(Lines of data)

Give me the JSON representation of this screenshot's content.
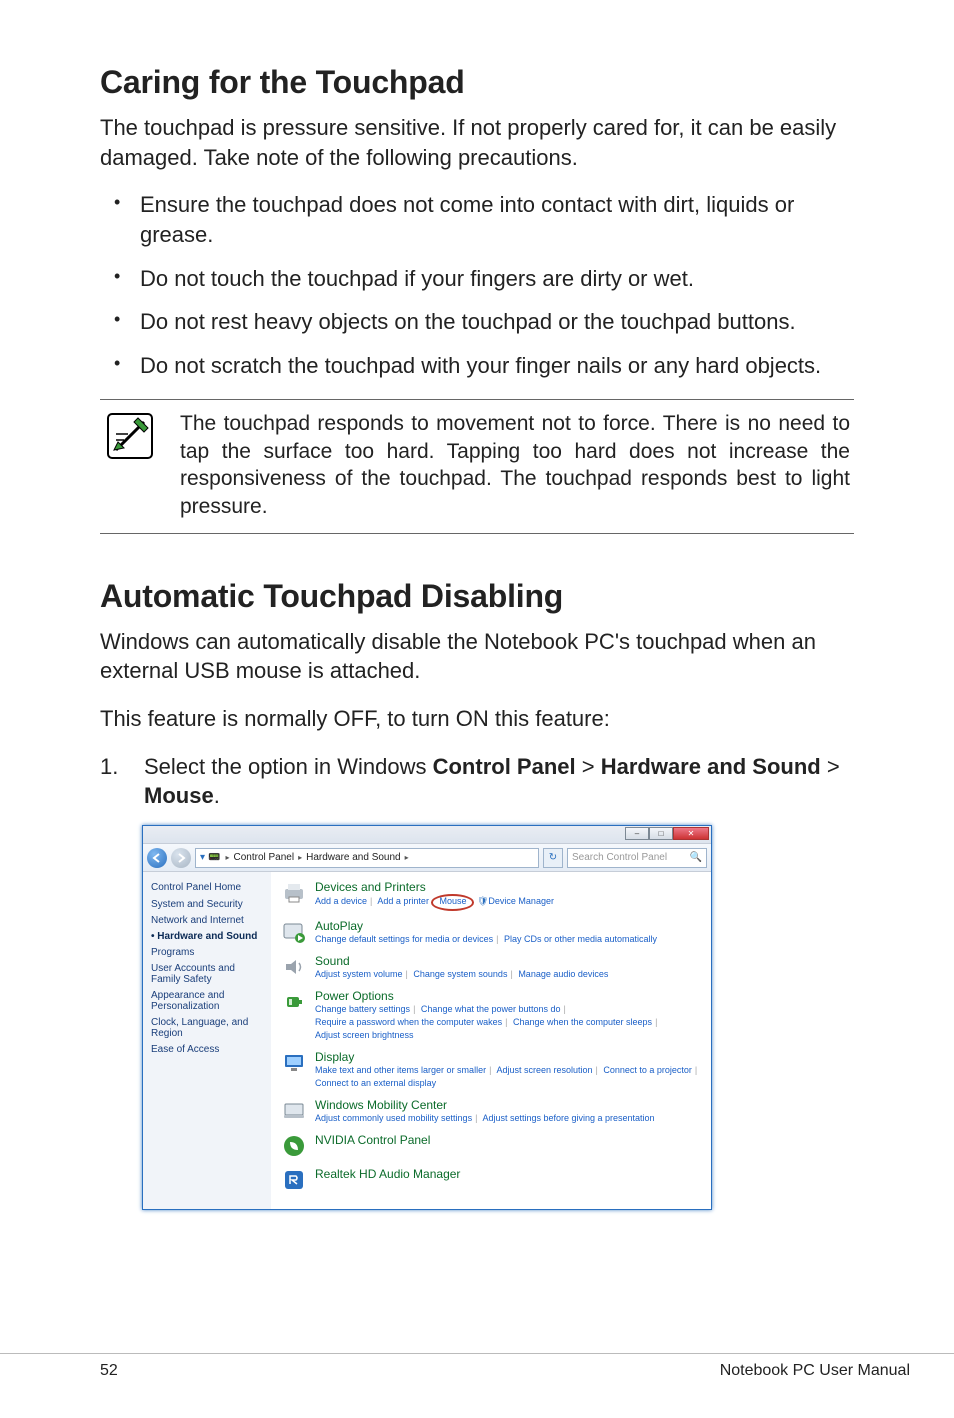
{
  "section1": {
    "title": "Caring for the Touchpad",
    "intro": "The touchpad is pressure sensitive. If not properly cared for, it can be easily damaged. Take note of the following precautions.",
    "bullets": [
      "Ensure the touchpad does not come into contact with dirt, liquids or grease.",
      "Do not touch the touchpad if your fingers are dirty or wet.",
      "Do not rest heavy objects on the touchpad or the touchpad buttons.",
      "Do not scratch the touchpad with your finger nails or any hard objects."
    ],
    "note": "The touchpad responds to movement not to force. There is no need to tap the surface too hard. Tapping too hard does not increase the responsiveness of the touchpad. The touchpad responds best to light pressure."
  },
  "section2": {
    "title": "Automatic Touchpad Disabling",
    "p1": "Windows can automatically disable the Notebook PC's touchpad when an external USB mouse is attached.",
    "p2": "This feature is normally OFF, to turn ON this feature:",
    "step_num": "1.",
    "step_pre": "Select the option in Windows ",
    "step_bold1": "Control Panel",
    "step_sep": " > ",
    "step_bold2": "Hardware and Sound",
    "step_bold3": "Mouse",
    "step_end": "."
  },
  "cp": {
    "crumb1": "Control Panel",
    "crumb2": "Hardware and Sound",
    "search_placeholder": "Search Control Panel",
    "side": {
      "home": "Control Panel Home",
      "items": [
        "System and Security",
        "Network and Internet",
        "Hardware and Sound",
        "Programs",
        "User Accounts and Family Safety",
        "Appearance and Personalization",
        "Clock, Language, and Region",
        "Ease of Access"
      ]
    },
    "cats": {
      "devices": {
        "title": "Devices and Printers",
        "l1": "Add a device",
        "l2": "Add a printer",
        "l3": "Mouse",
        "l4": "Device Manager"
      },
      "autoplay": {
        "title": "AutoPlay",
        "l1": "Change default settings for media or devices",
        "l2": "Play CDs or other media automatically"
      },
      "sound": {
        "title": "Sound",
        "l1": "Adjust system volume",
        "l2": "Change system sounds",
        "l3": "Manage audio devices"
      },
      "power": {
        "title": "Power Options",
        "l1": "Change battery settings",
        "l2": "Change what the power buttons do",
        "l3": "Require a password when the computer wakes",
        "l4": "Change when the computer sleeps",
        "l5": "Adjust screen brightness"
      },
      "display": {
        "title": "Display",
        "l1": "Make text and other items larger or smaller",
        "l2": "Adjust screen resolution",
        "l3": "Connect to a projector",
        "l4": "Connect to an external display"
      },
      "mobility": {
        "title": "Windows Mobility Center",
        "l1": "Adjust commonly used mobility settings",
        "l2": "Adjust settings before giving a presentation"
      },
      "nvidia": {
        "title": "NVIDIA Control Panel"
      },
      "realtek": {
        "title": "Realtek HD Audio Manager"
      }
    }
  },
  "footer": {
    "page": "52",
    "book": "Notebook PC User Manual"
  }
}
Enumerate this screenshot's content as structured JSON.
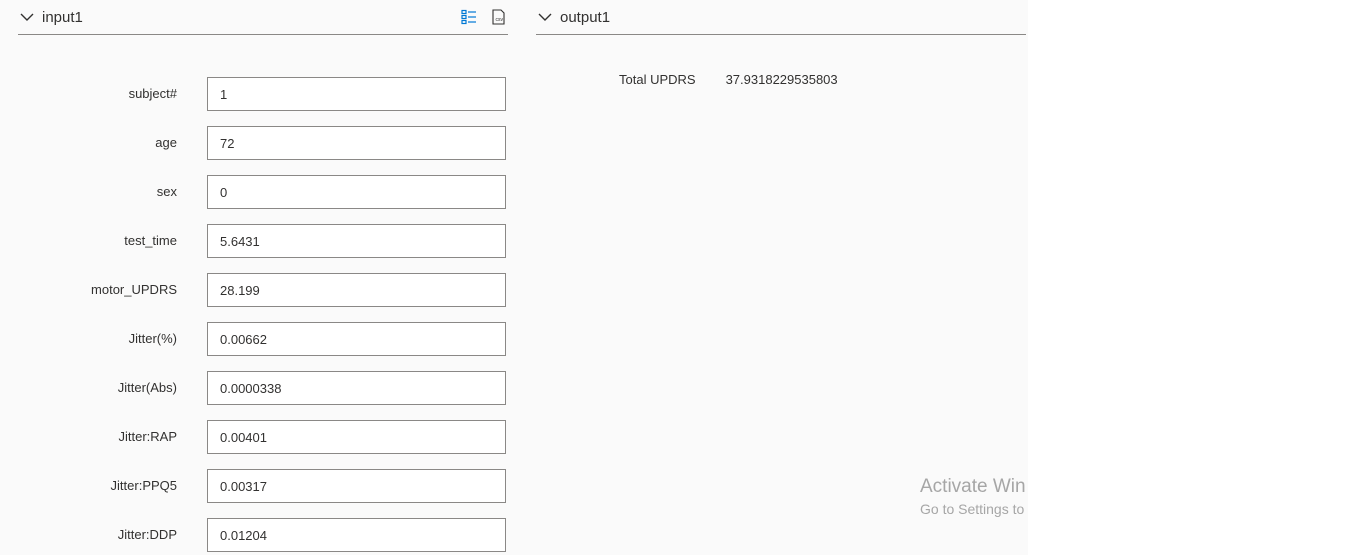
{
  "input_panel": {
    "title": "input1"
  },
  "output_panel": {
    "title": "output1",
    "result_label": "Total UPDRS",
    "result_value": "37.9318229535803"
  },
  "header_icons": [
    "table-view-icon",
    "csv-export-icon"
  ],
  "fields": [
    {
      "label": "subject#",
      "value": "1"
    },
    {
      "label": "age",
      "value": "72"
    },
    {
      "label": "sex",
      "value": "0"
    },
    {
      "label": "test_time",
      "value": "5.6431"
    },
    {
      "label": "motor_UPDRS",
      "value": "28.199"
    },
    {
      "label": "Jitter(%)",
      "value": "0.00662"
    },
    {
      "label": "Jitter(Abs)",
      "value": "0.0000338"
    },
    {
      "label": "Jitter:RAP",
      "value": "0.00401"
    },
    {
      "label": "Jitter:PPQ5",
      "value": "0.00317"
    },
    {
      "label": "Jitter:DDP",
      "value": "0.01204"
    }
  ],
  "watermark": {
    "title": "Activate Win",
    "subtitle": "Go to Settings to"
  },
  "colors": {
    "accent": "#0078d4",
    "border": "#8a8886",
    "text": "#323130",
    "canvas": "#fafafa"
  }
}
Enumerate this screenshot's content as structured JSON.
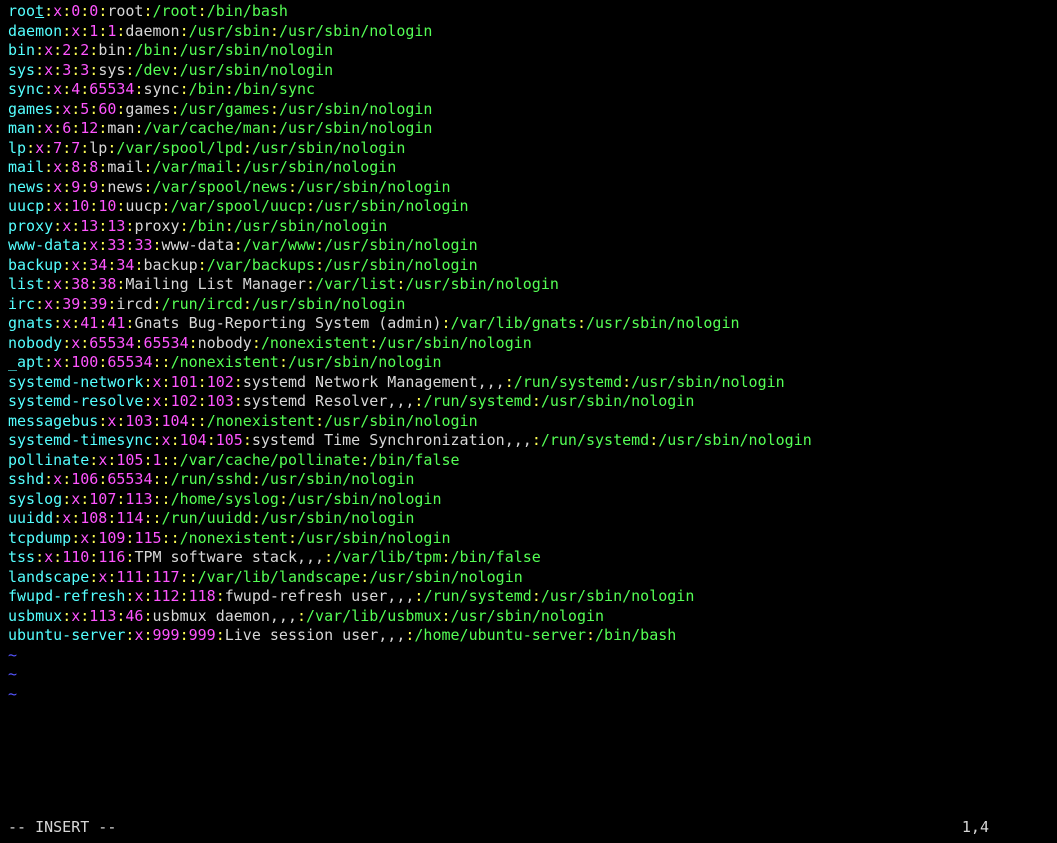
{
  "passwd": [
    {
      "user": "root",
      "pw": "x",
      "uid": "0",
      "gid": "0",
      "gecos": "root",
      "home": "/root",
      "shell": "/bin/bash"
    },
    {
      "user": "daemon",
      "pw": "x",
      "uid": "1",
      "gid": "1",
      "gecos": "daemon",
      "home": "/usr/sbin",
      "shell": "/usr/sbin/nologin"
    },
    {
      "user": "bin",
      "pw": "x",
      "uid": "2",
      "gid": "2",
      "gecos": "bin",
      "home": "/bin",
      "shell": "/usr/sbin/nologin"
    },
    {
      "user": "sys",
      "pw": "x",
      "uid": "3",
      "gid": "3",
      "gecos": "sys",
      "home": "/dev",
      "shell": "/usr/sbin/nologin"
    },
    {
      "user": "sync",
      "pw": "x",
      "uid": "4",
      "gid": "65534",
      "gecos": "sync",
      "home": "/bin",
      "shell": "/bin/sync"
    },
    {
      "user": "games",
      "pw": "x",
      "uid": "5",
      "gid": "60",
      "gecos": "games",
      "home": "/usr/games",
      "shell": "/usr/sbin/nologin"
    },
    {
      "user": "man",
      "pw": "x",
      "uid": "6",
      "gid": "12",
      "gecos": "man",
      "home": "/var/cache/man",
      "shell": "/usr/sbin/nologin"
    },
    {
      "user": "lp",
      "pw": "x",
      "uid": "7",
      "gid": "7",
      "gecos": "lp",
      "home": "/var/spool/lpd",
      "shell": "/usr/sbin/nologin"
    },
    {
      "user": "mail",
      "pw": "x",
      "uid": "8",
      "gid": "8",
      "gecos": "mail",
      "home": "/var/mail",
      "shell": "/usr/sbin/nologin"
    },
    {
      "user": "news",
      "pw": "x",
      "uid": "9",
      "gid": "9",
      "gecos": "news",
      "home": "/var/spool/news",
      "shell": "/usr/sbin/nologin"
    },
    {
      "user": "uucp",
      "pw": "x",
      "uid": "10",
      "gid": "10",
      "gecos": "uucp",
      "home": "/var/spool/uucp",
      "shell": "/usr/sbin/nologin"
    },
    {
      "user": "proxy",
      "pw": "x",
      "uid": "13",
      "gid": "13",
      "gecos": "proxy",
      "home": "/bin",
      "shell": "/usr/sbin/nologin"
    },
    {
      "user": "www-data",
      "pw": "x",
      "uid": "33",
      "gid": "33",
      "gecos": "www-data",
      "home": "/var/www",
      "shell": "/usr/sbin/nologin"
    },
    {
      "user": "backup",
      "pw": "x",
      "uid": "34",
      "gid": "34",
      "gecos": "backup",
      "home": "/var/backups",
      "shell": "/usr/sbin/nologin"
    },
    {
      "user": "list",
      "pw": "x",
      "uid": "38",
      "gid": "38",
      "gecos": "Mailing List Manager",
      "home": "/var/list",
      "shell": "/usr/sbin/nologin"
    },
    {
      "user": "irc",
      "pw": "x",
      "uid": "39",
      "gid": "39",
      "gecos": "ircd",
      "home": "/run/ircd",
      "shell": "/usr/sbin/nologin"
    },
    {
      "user": "gnats",
      "pw": "x",
      "uid": "41",
      "gid": "41",
      "gecos": "Gnats Bug-Reporting System (admin)",
      "home": "/var/lib/gnats",
      "shell": "/usr/sbin/nologin"
    },
    {
      "user": "nobody",
      "pw": "x",
      "uid": "65534",
      "gid": "65534",
      "gecos": "nobody",
      "home": "/nonexistent",
      "shell": "/usr/sbin/nologin"
    },
    {
      "user": "_apt",
      "pw": "x",
      "uid": "100",
      "gid": "65534",
      "gecos": "",
      "home": "/nonexistent",
      "shell": "/usr/sbin/nologin"
    },
    {
      "user": "systemd-network",
      "pw": "x",
      "uid": "101",
      "gid": "102",
      "gecos": "systemd Network Management,,,",
      "home": "/run/systemd",
      "shell": "/usr/sbin/nologin"
    },
    {
      "user": "systemd-resolve",
      "pw": "x",
      "uid": "102",
      "gid": "103",
      "gecos": "systemd Resolver,,,",
      "home": "/run/systemd",
      "shell": "/usr/sbin/nologin"
    },
    {
      "user": "messagebus",
      "pw": "x",
      "uid": "103",
      "gid": "104",
      "gecos": "",
      "home": "/nonexistent",
      "shell": "/usr/sbin/nologin"
    },
    {
      "user": "systemd-timesync",
      "pw": "x",
      "uid": "104",
      "gid": "105",
      "gecos": "systemd Time Synchronization,,,",
      "home": "/run/systemd",
      "shell": "/usr/sbin/nologin"
    },
    {
      "user": "pollinate",
      "pw": "x",
      "uid": "105",
      "gid": "1",
      "gecos": "",
      "home": "/var/cache/pollinate",
      "shell": "/bin/false"
    },
    {
      "user": "sshd",
      "pw": "x",
      "uid": "106",
      "gid": "65534",
      "gecos": "",
      "home": "/run/sshd",
      "shell": "/usr/sbin/nologin"
    },
    {
      "user": "syslog",
      "pw": "x",
      "uid": "107",
      "gid": "113",
      "gecos": "",
      "home": "/home/syslog",
      "shell": "/usr/sbin/nologin"
    },
    {
      "user": "uuidd",
      "pw": "x",
      "uid": "108",
      "gid": "114",
      "gecos": "",
      "home": "/run/uuidd",
      "shell": "/usr/sbin/nologin"
    },
    {
      "user": "tcpdump",
      "pw": "x",
      "uid": "109",
      "gid": "115",
      "gecos": "",
      "home": "/nonexistent",
      "shell": "/usr/sbin/nologin"
    },
    {
      "user": "tss",
      "pw": "x",
      "uid": "110",
      "gid": "116",
      "gecos": "TPM software stack,,,",
      "home": "/var/lib/tpm",
      "shell": "/bin/false"
    },
    {
      "user": "landscape",
      "pw": "x",
      "uid": "111",
      "gid": "117",
      "gecos": "",
      "home": "/var/lib/landscape",
      "shell": "/usr/sbin/nologin"
    },
    {
      "user": "fwupd-refresh",
      "pw": "x",
      "uid": "112",
      "gid": "118",
      "gecos": "fwupd-refresh user,,,",
      "home": "/run/systemd",
      "shell": "/usr/sbin/nologin"
    },
    {
      "user": "usbmux",
      "pw": "x",
      "uid": "113",
      "gid": "46",
      "gecos": "usbmux daemon,,,",
      "home": "/var/lib/usbmux",
      "shell": "/usr/sbin/nologin"
    },
    {
      "user": "ubuntu-server",
      "pw": "x",
      "uid": "999",
      "gid": "999",
      "gecos": "Live session user,,,",
      "home": "/home/ubuntu-server",
      "shell": "/bin/bash"
    }
  ],
  "cursor_row": 0,
  "cursor_col": 3,
  "empty_lines": 3,
  "tilde": "~",
  "status": {
    "mode": "-- INSERT --",
    "position": "1,4"
  },
  "sep": ":"
}
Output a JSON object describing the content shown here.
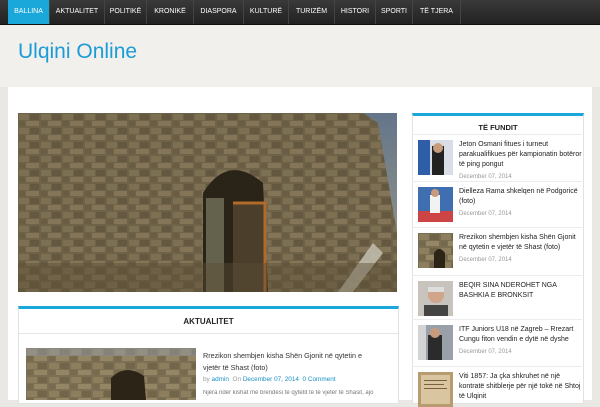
{
  "nav": {
    "items": [
      "BALLINA",
      "AKTUALITET",
      "POLITIKË",
      "KRONIKË",
      "DIASPORA",
      "KULTURË",
      "TURIZËM",
      "HISTORI",
      "SPORTI",
      "TË TJERA"
    ],
    "active_index": 0,
    "active_color": "#1aa7d9"
  },
  "site": {
    "title": "Ulqini Online",
    "title_color": "#1b9cd6"
  },
  "hero": {
    "image": "stone-ruin-photo"
  },
  "section": {
    "title": "AKTUALITET",
    "article": {
      "title": "Rrezikon shembjen kisha Shën Gjonit në qytetin e vjetër të Shast (foto)",
      "by": "by",
      "author": "admin",
      "on": "On",
      "date": "December 07, 2014",
      "comments": "0 Comment",
      "excerpt": "Njëra ndër kishat më brendësi të qytetit të të vjetër të Shasit, ajo"
    }
  },
  "sidebar": {
    "title": "TË FUNDIT",
    "items": [
      {
        "title": "Jeton Osmani fitues i turneut parakualifikues për kampionatin botëror të ping pongut",
        "date": "December 07, 2014",
        "thumb": "table-tennis-photo"
      },
      {
        "title": "Dielleza Rama shkelqen në Podgoricë (foto)",
        "date": "December 07, 2014",
        "thumb": "karate-photo"
      },
      {
        "title": "Rrezikon shembjen kisha Shën Gjonit në qytetin e vjetër të Shast (foto)",
        "date": "December 07, 2014",
        "thumb": "ruin-photo"
      },
      {
        "title": "BEQIR SINA NDEROHET NGA BASHKIA E BRONKSIT",
        "date": "December 07, 2014",
        "thumb": "portrait-photo"
      },
      {
        "title": "ITF Juniors U18 në Zagreb – Rrezart Cungu fiton vendin e dytë në dyshe",
        "date": "December 07, 2014",
        "thumb": "tennis-player-photo"
      },
      {
        "title": "Viti 1857: Ja çka shkruhet në një kontratë shitblerje për një tokë në Shtoj të Ulqinit",
        "date": "",
        "thumb": "document-photo"
      }
    ]
  }
}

(Goal) Find each line with the string "shembjen" and copy it out.

(The answer)
      "title": "Rrezikon shembjen kisha Shën Gjonit në qytetin e vjetër të Shast (foto)",
        "title": "Rrezikon shembjen kisha Shën Gjonit në qytetin e vjetër të Shast (foto)",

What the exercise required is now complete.